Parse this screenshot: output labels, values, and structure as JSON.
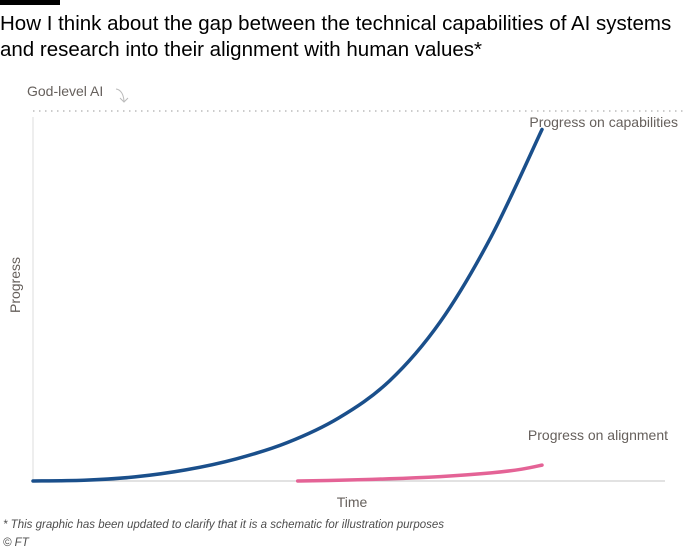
{
  "header": {
    "title_line1": "How I think about the gap between the technical capabilities of AI systems",
    "title_line2": "and research into their alignment with human values*"
  },
  "chart_data": {
    "type": "line",
    "xlabel": "Time",
    "ylabel": "Progress",
    "grid": false,
    "reference_line": {
      "label": "God-level AI",
      "style": "dotted",
      "color": "#cccccc"
    },
    "series": [
      {
        "name": "Progress on capabilities",
        "color": "#1a4f8b",
        "x": [
          0.0,
          0.1,
          0.2,
          0.3,
          0.4,
          0.5,
          0.6,
          0.7,
          0.8,
          0.9,
          1.0
        ],
        "y": [
          0.0,
          0.002,
          0.011,
          0.03,
          0.06,
          0.104,
          0.17,
          0.27,
          0.43,
          0.66,
          0.95
        ]
      },
      {
        "name": "Progress on alignment",
        "color": "#e46396",
        "x": [
          0.52,
          0.6,
          0.7,
          0.8,
          0.9,
          0.96,
          1.0
        ],
        "y": [
          0.0,
          0.002,
          0.006,
          0.012,
          0.022,
          0.032,
          0.043
        ]
      }
    ]
  },
  "footer": {
    "note": "* This graphic has been updated to clarify that it is a schematic for illustration purposes",
    "source": "© FT"
  }
}
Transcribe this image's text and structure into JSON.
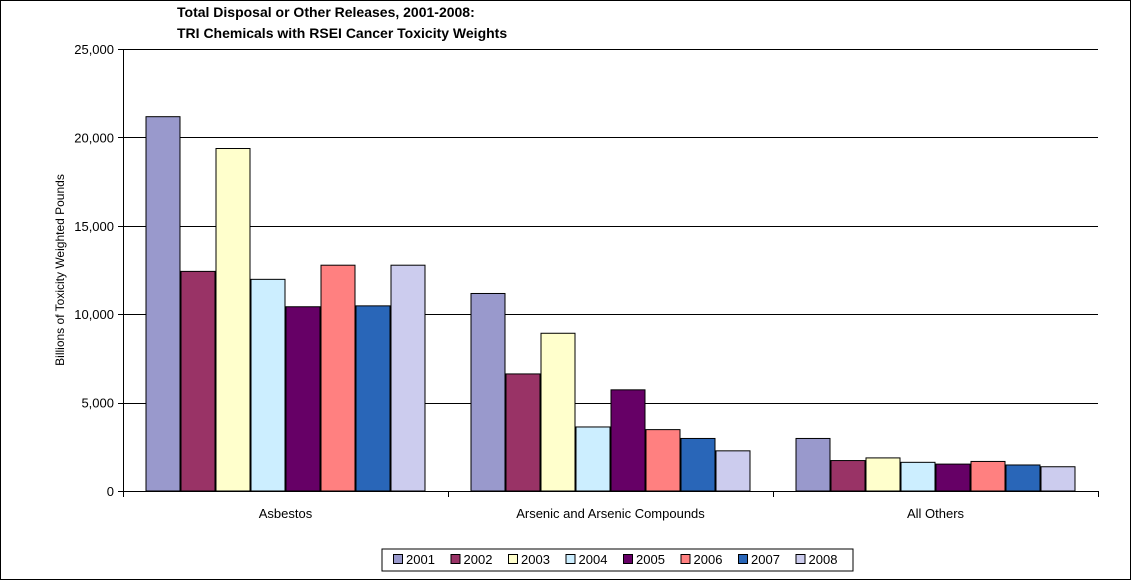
{
  "chart_data": {
    "type": "bar",
    "title": [
      "Total Disposal or Other Releases, 2001-2008:",
      "TRI Chemicals with RSEI Cancer Toxicity Weights"
    ],
    "xlabel": "",
    "ylabel": "Billions of Toxicity Weighted Pounds",
    "ylim": [
      0,
      25000
    ],
    "yticks": [
      0,
      5000,
      10000,
      15000,
      20000,
      25000
    ],
    "ytick_labels": [
      "0",
      "5,000",
      "10,000",
      "15,000",
      "20,000",
      "25,000"
    ],
    "categories": [
      "Asbestos",
      "Arsenic and Arsenic Compounds",
      "All Others"
    ],
    "series": [
      {
        "name": "2001",
        "color": "#9999cc",
        "values": [
          21200,
          11200,
          3000
        ]
      },
      {
        "name": "2002",
        "color": "#993366",
        "values": [
          12450,
          6650,
          1750
        ]
      },
      {
        "name": "2003",
        "color": "#ffffcc",
        "values": [
          19400,
          8950,
          1900
        ]
      },
      {
        "name": "2004",
        "color": "#cceeff",
        "values": [
          12000,
          3650,
          1650
        ]
      },
      {
        "name": "2005",
        "color": "#660066",
        "values": [
          10450,
          5750,
          1550
        ]
      },
      {
        "name": "2006",
        "color": "#ff8080",
        "values": [
          12800,
          3500,
          1700
        ]
      },
      {
        "name": "2007",
        "color": "#2966b8",
        "values": [
          10500,
          3000,
          1500
        ]
      },
      {
        "name": "2008",
        "color": "#ccccee",
        "values": [
          12800,
          2300,
          1400
        ]
      }
    ],
    "grid": true,
    "legend_position": "bottom"
  }
}
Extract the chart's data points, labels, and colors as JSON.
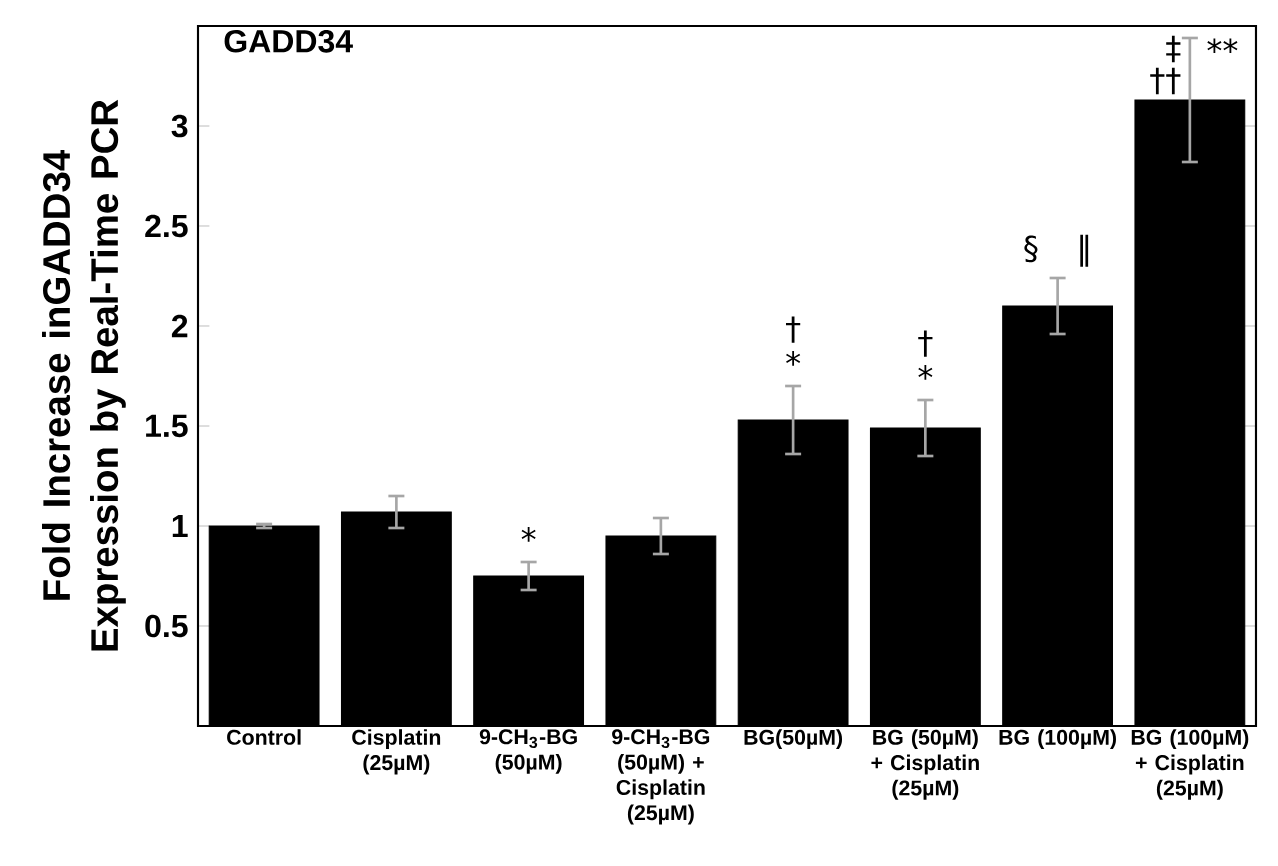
{
  "chart_data": {
    "type": "bar",
    "title": "GADD34",
    "ylabel": "Fold Increase inGADD34 Expression by Real-Time PCR",
    "categories": [
      "Control",
      "Cisplatin (25µM)",
      "9-CH$_{3}$-BG (50µM)",
      "9-CH$_{3}$-BG (50µM) + Cisplatin (25µM)",
      "BG(50µM)",
      "BG (50µM) + Cisplatin (25µM)",
      "BG (100µM)",
      "BG (100µM) + Cisplatin (25µM)"
    ],
    "values": [
      1.0,
      1.07,
      0.75,
      0.95,
      1.53,
      1.49,
      2.1,
      3.13
    ],
    "errors": [
      0.01,
      0.08,
      0.07,
      0.09,
      0.17,
      0.14,
      0.14,
      0.31
    ],
    "color": "#000000",
    "ylim": [
      0,
      3.5
    ],
    "yticks": [
      0.5,
      1,
      1.5,
      2,
      2.5,
      3
    ],
    "annotations": [
      {
        "text": "*",
        "x": "9-CH$_{3}$-BG (50µM)",
        "y": 0.75
      },
      {
        "text": "†",
        "x": "BG(50µM)",
        "y": 1.53
      },
      {
        "text": "*",
        "x": "BG(50µM)",
        "y": 1.53
      },
      {
        "text": "†",
        "x": "BG (50µM) + Cisplatin (25µM)",
        "y": 1.49
      },
      {
        "text": "*",
        "x": "BG (50µM) + Cisplatin (25µM)",
        "y": 1.49
      },
      {
        "text": "§ ‖",
        "x": "BG (100µM)",
        "y": 2.1
      },
      {
        "text": "‡",
        "x": "BG (100µM) + Cisplatin (25µM)",
        "y": 3.13
      },
      {
        "text": "††",
        "x": "BG (100µM) + Cisplatin (25µM)",
        "y": 3.13
      },
      {
        "text": "**",
        "x": "BG (100µM) + Cisplatin (25µM)",
        "y": 3.13
      }
    ]
  }
}
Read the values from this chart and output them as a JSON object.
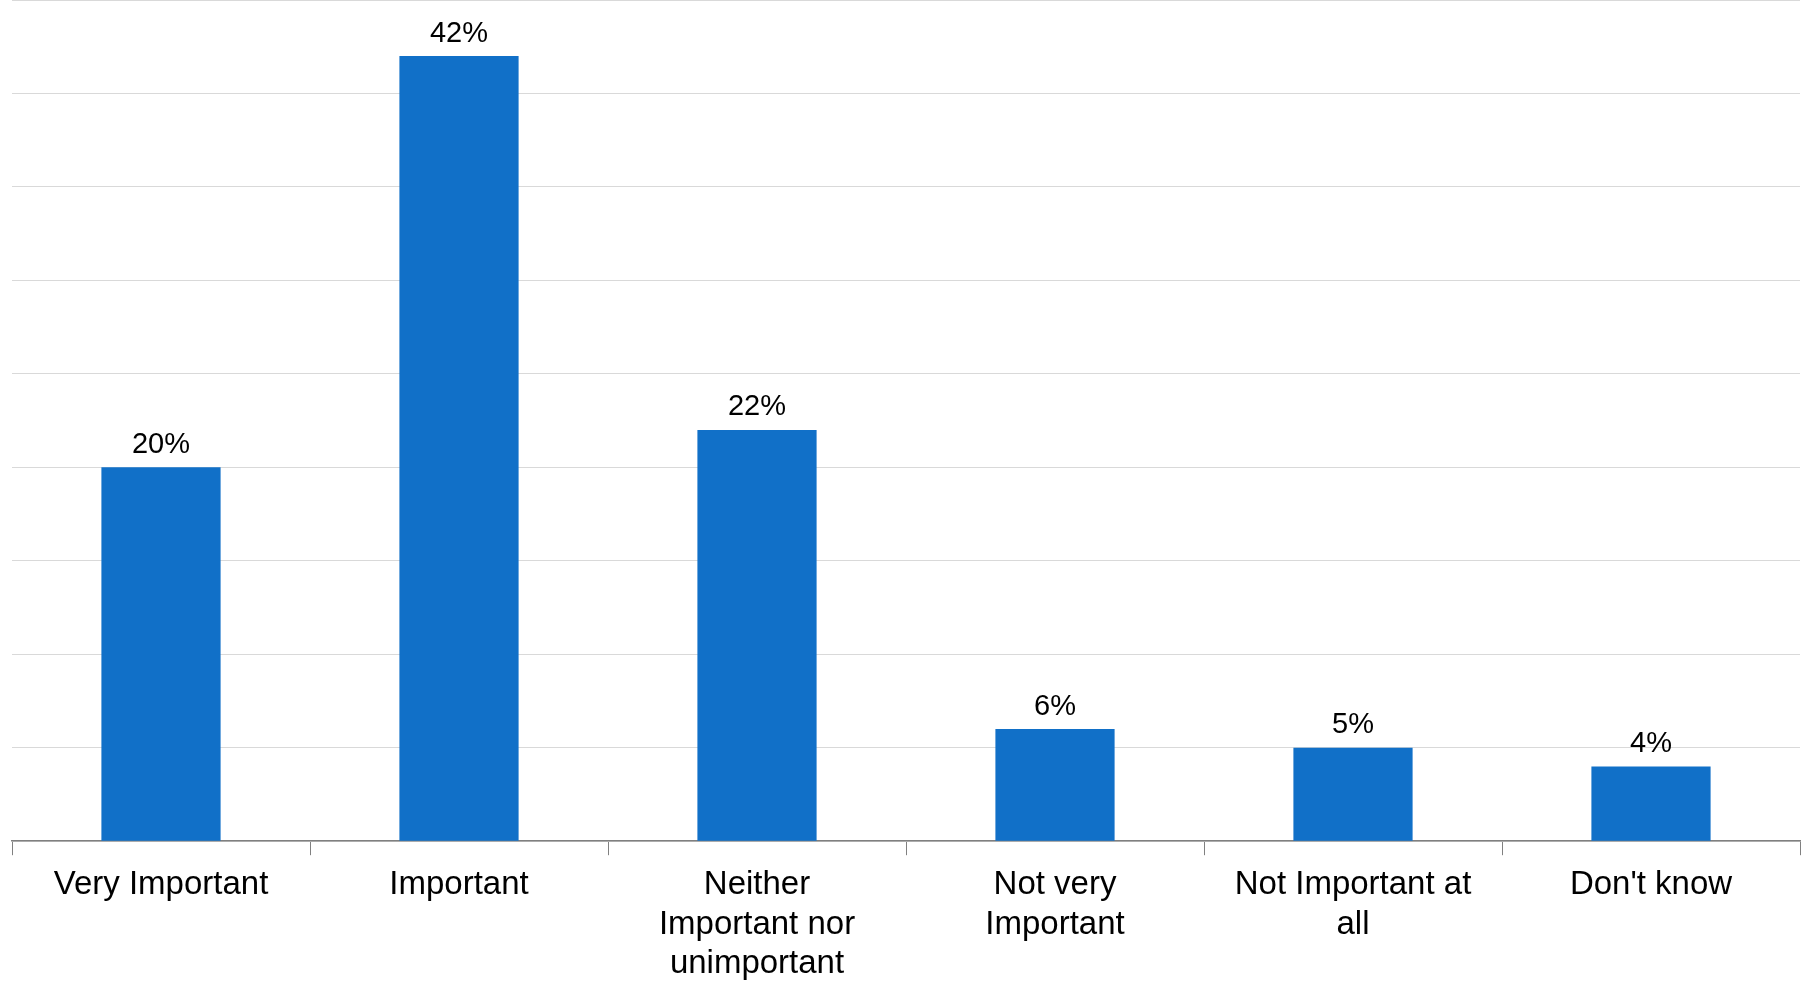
{
  "chart_data": {
    "type": "bar",
    "categories": [
      "Very Important",
      "Important",
      "Neither Important nor unimportant",
      "Not very Important",
      "Not Important at all",
      "Don't know"
    ],
    "values": [
      20,
      42,
      22,
      6,
      5,
      4
    ],
    "color": "#1170c8",
    "value_labels": [
      "20%",
      "42%",
      "22%",
      "6%",
      "5%",
      "4%"
    ],
    "grid": "y",
    "tick_labels": "x"
  }
}
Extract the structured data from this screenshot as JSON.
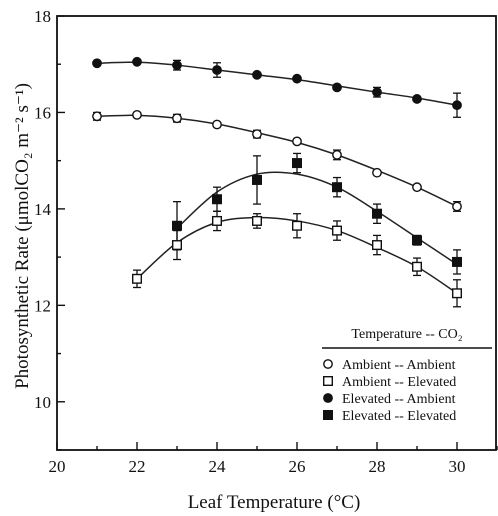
--*--
Required work> Pick out the lines that contain "from" and copy them.

Solution to the problem>
Read the values from this chart and output them as a JSON object.
Extract the structured data from this screenshot as JSON.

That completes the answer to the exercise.